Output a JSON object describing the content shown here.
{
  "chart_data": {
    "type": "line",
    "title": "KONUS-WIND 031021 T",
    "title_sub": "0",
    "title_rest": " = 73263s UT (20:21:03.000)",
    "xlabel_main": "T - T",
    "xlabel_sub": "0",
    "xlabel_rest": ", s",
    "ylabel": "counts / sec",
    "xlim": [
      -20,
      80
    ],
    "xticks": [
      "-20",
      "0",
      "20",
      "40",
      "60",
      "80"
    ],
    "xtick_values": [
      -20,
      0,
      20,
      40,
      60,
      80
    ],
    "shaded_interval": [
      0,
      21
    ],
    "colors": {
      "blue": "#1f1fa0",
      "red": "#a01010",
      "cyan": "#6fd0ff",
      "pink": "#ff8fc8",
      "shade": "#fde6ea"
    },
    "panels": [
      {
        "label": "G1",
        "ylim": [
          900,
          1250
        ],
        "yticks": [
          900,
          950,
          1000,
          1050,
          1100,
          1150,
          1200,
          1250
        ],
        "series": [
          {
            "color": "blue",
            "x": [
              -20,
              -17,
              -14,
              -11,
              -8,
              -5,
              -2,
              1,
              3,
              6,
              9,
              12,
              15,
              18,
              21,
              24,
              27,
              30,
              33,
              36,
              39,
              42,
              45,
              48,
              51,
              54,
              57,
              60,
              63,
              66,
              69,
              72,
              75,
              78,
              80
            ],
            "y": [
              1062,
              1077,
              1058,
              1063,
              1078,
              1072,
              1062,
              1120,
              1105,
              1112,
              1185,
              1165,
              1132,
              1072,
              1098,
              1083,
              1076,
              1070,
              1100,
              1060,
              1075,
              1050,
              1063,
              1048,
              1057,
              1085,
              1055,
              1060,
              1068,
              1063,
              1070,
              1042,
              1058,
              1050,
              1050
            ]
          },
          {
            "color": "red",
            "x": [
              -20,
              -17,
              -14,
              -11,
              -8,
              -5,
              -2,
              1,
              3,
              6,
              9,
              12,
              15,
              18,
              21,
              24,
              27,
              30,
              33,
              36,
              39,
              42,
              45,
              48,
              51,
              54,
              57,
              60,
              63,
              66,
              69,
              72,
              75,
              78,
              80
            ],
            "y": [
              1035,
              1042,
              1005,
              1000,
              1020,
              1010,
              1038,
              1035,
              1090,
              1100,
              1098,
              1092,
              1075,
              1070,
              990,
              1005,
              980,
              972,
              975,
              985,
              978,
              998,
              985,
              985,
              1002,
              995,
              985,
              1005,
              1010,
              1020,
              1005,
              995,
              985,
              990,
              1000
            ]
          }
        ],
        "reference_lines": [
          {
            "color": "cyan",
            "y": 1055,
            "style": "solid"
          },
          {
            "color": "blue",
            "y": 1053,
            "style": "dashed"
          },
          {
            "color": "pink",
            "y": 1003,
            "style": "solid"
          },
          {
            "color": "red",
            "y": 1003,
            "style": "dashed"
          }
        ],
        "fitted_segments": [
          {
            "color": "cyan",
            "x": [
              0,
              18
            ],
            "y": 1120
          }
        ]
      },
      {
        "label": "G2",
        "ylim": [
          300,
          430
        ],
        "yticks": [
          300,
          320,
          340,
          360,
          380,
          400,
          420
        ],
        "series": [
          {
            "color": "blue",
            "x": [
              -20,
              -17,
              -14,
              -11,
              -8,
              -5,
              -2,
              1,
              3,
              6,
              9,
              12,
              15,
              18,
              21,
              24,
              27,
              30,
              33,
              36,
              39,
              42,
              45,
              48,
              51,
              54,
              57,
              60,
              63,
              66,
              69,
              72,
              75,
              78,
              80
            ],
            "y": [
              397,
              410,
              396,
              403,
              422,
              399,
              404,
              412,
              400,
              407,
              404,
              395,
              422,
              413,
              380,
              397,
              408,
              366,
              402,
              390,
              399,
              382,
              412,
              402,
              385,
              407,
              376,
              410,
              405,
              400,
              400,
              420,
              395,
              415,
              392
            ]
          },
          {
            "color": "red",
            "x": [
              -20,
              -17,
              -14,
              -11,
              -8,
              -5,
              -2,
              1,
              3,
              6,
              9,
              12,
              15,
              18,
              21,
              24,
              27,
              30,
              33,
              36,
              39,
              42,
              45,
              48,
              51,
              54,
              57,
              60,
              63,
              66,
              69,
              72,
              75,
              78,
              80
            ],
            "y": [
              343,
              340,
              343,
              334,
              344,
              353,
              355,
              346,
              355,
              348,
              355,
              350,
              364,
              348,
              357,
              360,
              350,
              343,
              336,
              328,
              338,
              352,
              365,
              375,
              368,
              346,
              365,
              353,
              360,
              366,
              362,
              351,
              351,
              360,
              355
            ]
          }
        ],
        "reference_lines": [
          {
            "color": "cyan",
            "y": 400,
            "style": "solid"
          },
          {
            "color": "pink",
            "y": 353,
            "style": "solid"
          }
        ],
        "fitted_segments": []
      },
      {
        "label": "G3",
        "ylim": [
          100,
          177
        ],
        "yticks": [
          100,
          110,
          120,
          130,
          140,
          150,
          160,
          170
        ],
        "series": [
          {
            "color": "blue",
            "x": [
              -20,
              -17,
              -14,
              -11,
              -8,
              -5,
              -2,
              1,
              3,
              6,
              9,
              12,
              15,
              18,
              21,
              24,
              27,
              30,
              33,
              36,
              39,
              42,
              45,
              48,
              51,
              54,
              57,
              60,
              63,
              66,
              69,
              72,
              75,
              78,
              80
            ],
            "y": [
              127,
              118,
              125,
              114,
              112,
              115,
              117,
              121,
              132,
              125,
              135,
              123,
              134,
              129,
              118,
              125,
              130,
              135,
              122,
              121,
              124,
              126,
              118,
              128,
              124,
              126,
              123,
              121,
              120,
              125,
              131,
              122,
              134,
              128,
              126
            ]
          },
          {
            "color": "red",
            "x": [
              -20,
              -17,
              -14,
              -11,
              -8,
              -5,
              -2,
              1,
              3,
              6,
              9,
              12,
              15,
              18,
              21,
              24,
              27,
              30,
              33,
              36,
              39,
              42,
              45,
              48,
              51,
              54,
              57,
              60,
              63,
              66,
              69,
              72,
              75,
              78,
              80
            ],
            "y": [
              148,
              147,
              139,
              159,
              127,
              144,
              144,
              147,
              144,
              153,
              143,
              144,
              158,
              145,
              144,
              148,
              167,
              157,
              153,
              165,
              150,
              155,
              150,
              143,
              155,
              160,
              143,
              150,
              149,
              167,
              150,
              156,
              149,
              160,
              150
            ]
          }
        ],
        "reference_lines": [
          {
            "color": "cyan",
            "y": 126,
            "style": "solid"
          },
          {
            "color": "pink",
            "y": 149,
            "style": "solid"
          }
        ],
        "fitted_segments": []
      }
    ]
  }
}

--*--

→ Aim of the exercise
Transcribe the data above in full, exactly.

→ Response to this exercise
Output a JSON object describing the content shown here.
{
  "chart_data": {
    "type": "line",
    "title": "KONUS-WIND 031021 T",
    "title_sub": "0",
    "title_rest": " = 73263s UT (20:21:03.000)",
    "xlabel_main": "T - T",
    "xlabel_sub": "0",
    "xlabel_rest": ", s",
    "ylabel": "counts / sec",
    "xlim": [
      -20,
      80
    ],
    "xticks": [
      "-20",
      "0",
      "20",
      "40",
      "60",
      "80"
    ],
    "xtick_values": [
      -20,
      0,
      20,
      40,
      60,
      80
    ],
    "shaded_interval": [
      0,
      21
    ],
    "colors": {
      "blue": "#1f1fa0",
      "red": "#a01010",
      "cyan": "#6fd0ff",
      "pink": "#ff8fc8",
      "shade": "#fde6ea"
    },
    "panels": [
      {
        "label": "G1",
        "ylim": [
          900,
          1250
        ],
        "yticks": [
          900,
          950,
          1000,
          1050,
          1100,
          1150,
          1200,
          1250
        ],
        "series": [
          {
            "color": "blue",
            "x": [
              -20,
              -17,
              -14,
              -11,
              -8,
              -5,
              -2,
              1,
              3,
              6,
              9,
              12,
              15,
              18,
              21,
              24,
              27,
              30,
              33,
              36,
              39,
              42,
              45,
              48,
              51,
              54,
              57,
              60,
              63,
              66,
              69,
              72,
              75,
              78,
              80
            ],
            "y": [
              1062,
              1077,
              1058,
              1063,
              1078,
              1072,
              1062,
              1120,
              1105,
              1112,
              1185,
              1165,
              1132,
              1072,
              1098,
              1083,
              1076,
              1070,
              1100,
              1060,
              1075,
              1050,
              1063,
              1048,
              1057,
              1085,
              1055,
              1060,
              1068,
              1063,
              1070,
              1042,
              1058,
              1050,
              1050
            ]
          },
          {
            "color": "red",
            "x": [
              -20,
              -17,
              -14,
              -11,
              -8,
              -5,
              -2,
              1,
              3,
              6,
              9,
              12,
              15,
              18,
              21,
              24,
              27,
              30,
              33,
              36,
              39,
              42,
              45,
              48,
              51,
              54,
              57,
              60,
              63,
              66,
              69,
              72,
              75,
              78,
              80
            ],
            "y": [
              1035,
              1042,
              1005,
              1000,
              1020,
              1010,
              1038,
              1035,
              1090,
              1100,
              1098,
              1092,
              1075,
              1070,
              990,
              1005,
              980,
              972,
              975,
              985,
              978,
              998,
              985,
              985,
              1002,
              995,
              985,
              1005,
              1010,
              1020,
              1005,
              995,
              985,
              990,
              1000
            ]
          }
        ],
        "reference_lines": [
          {
            "color": "cyan",
            "y": 1055,
            "style": "solid"
          },
          {
            "color": "blue",
            "y": 1053,
            "style": "dashed"
          },
          {
            "color": "pink",
            "y": 1003,
            "style": "solid"
          },
          {
            "color": "red",
            "y": 1003,
            "style": "dashed"
          }
        ],
        "fitted_segments": [
          {
            "color": "cyan",
            "x": [
              0,
              18
            ],
            "y": 1120
          }
        ]
      },
      {
        "label": "G2",
        "ylim": [
          300,
          430
        ],
        "yticks": [
          300,
          320,
          340,
          360,
          380,
          400,
          420
        ],
        "series": [
          {
            "color": "blue",
            "x": [
              -20,
              -17,
              -14,
              -11,
              -8,
              -5,
              -2,
              1,
              3,
              6,
              9,
              12,
              15,
              18,
              21,
              24,
              27,
              30,
              33,
              36,
              39,
              42,
              45,
              48,
              51,
              54,
              57,
              60,
              63,
              66,
              69,
              72,
              75,
              78,
              80
            ],
            "y": [
              397,
              410,
              396,
              403,
              422,
              399,
              404,
              412,
              400,
              407,
              404,
              395,
              422,
              413,
              380,
              397,
              408,
              366,
              402,
              390,
              399,
              382,
              412,
              402,
              385,
              407,
              376,
              410,
              405,
              400,
              400,
              420,
              395,
              415,
              392
            ]
          },
          {
            "color": "red",
            "x": [
              -20,
              -17,
              -14,
              -11,
              -8,
              -5,
              -2,
              1,
              3,
              6,
              9,
              12,
              15,
              18,
              21,
              24,
              27,
              30,
              33,
              36,
              39,
              42,
              45,
              48,
              51,
              54,
              57,
              60,
              63,
              66,
              69,
              72,
              75,
              78,
              80
            ],
            "y": [
              343,
              340,
              343,
              334,
              344,
              353,
              355,
              346,
              355,
              348,
              355,
              350,
              364,
              348,
              357,
              360,
              350,
              343,
              336,
              328,
              338,
              352,
              365,
              375,
              368,
              346,
              365,
              353,
              360,
              366,
              362,
              351,
              351,
              360,
              355
            ]
          }
        ],
        "reference_lines": [
          {
            "color": "cyan",
            "y": 400,
            "style": "solid"
          },
          {
            "color": "pink",
            "y": 353,
            "style": "solid"
          }
        ],
        "fitted_segments": []
      },
      {
        "label": "G3",
        "ylim": [
          100,
          177
        ],
        "yticks": [
          100,
          110,
          120,
          130,
          140,
          150,
          160,
          170
        ],
        "series": [
          {
            "color": "blue",
            "x": [
              -20,
              -17,
              -14,
              -11,
              -8,
              -5,
              -2,
              1,
              3,
              6,
              9,
              12,
              15,
              18,
              21,
              24,
              27,
              30,
              33,
              36,
              39,
              42,
              45,
              48,
              51,
              54,
              57,
              60,
              63,
              66,
              69,
              72,
              75,
              78,
              80
            ],
            "y": [
              127,
              118,
              125,
              114,
              112,
              115,
              117,
              121,
              132,
              125,
              135,
              123,
              134,
              129,
              118,
              125,
              130,
              135,
              122,
              121,
              124,
              126,
              118,
              128,
              124,
              126,
              123,
              121,
              120,
              125,
              131,
              122,
              134,
              128,
              126
            ]
          },
          {
            "color": "red",
            "x": [
              -20,
              -17,
              -14,
              -11,
              -8,
              -5,
              -2,
              1,
              3,
              6,
              9,
              12,
              15,
              18,
              21,
              24,
              27,
              30,
              33,
              36,
              39,
              42,
              45,
              48,
              51,
              54,
              57,
              60,
              63,
              66,
              69,
              72,
              75,
              78,
              80
            ],
            "y": [
              148,
              147,
              139,
              159,
              127,
              144,
              144,
              147,
              144,
              153,
              143,
              144,
              158,
              145,
              144,
              148,
              167,
              157,
              153,
              165,
              150,
              155,
              150,
              143,
              155,
              160,
              143,
              150,
              149,
              167,
              150,
              156,
              149,
              160,
              150
            ]
          }
        ],
        "reference_lines": [
          {
            "color": "cyan",
            "y": 126,
            "style": "solid"
          },
          {
            "color": "pink",
            "y": 149,
            "style": "solid"
          }
        ],
        "fitted_segments": []
      }
    ]
  }
}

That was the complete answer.